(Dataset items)
---+---

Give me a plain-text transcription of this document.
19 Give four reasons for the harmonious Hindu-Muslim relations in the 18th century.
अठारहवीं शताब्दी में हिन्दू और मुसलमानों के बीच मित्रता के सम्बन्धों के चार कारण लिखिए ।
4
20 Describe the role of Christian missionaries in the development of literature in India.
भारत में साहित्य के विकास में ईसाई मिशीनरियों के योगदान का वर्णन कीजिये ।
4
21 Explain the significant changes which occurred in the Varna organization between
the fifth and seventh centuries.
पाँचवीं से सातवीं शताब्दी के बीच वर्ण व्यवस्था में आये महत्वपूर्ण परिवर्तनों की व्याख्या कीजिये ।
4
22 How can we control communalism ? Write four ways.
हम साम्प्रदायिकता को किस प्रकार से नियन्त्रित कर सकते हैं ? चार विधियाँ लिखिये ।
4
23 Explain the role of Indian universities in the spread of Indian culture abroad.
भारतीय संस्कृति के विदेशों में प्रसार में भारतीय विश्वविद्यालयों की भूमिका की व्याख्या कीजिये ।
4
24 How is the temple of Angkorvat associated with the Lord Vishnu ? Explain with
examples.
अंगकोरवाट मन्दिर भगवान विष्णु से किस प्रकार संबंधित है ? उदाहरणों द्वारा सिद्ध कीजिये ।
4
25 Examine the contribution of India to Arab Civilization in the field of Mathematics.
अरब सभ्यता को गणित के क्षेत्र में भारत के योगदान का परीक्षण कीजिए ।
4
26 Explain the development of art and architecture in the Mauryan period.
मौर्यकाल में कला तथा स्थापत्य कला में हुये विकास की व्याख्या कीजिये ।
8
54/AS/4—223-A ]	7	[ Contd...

---+---

[YOUR GOAL] Where a line of the data holds "Give", show that line.

[FINISHED ANSWER]
Give me a plain-text transcription of this document.
19 Give four reasons for the harmonious Hindu-Muslim relations in the 18th century.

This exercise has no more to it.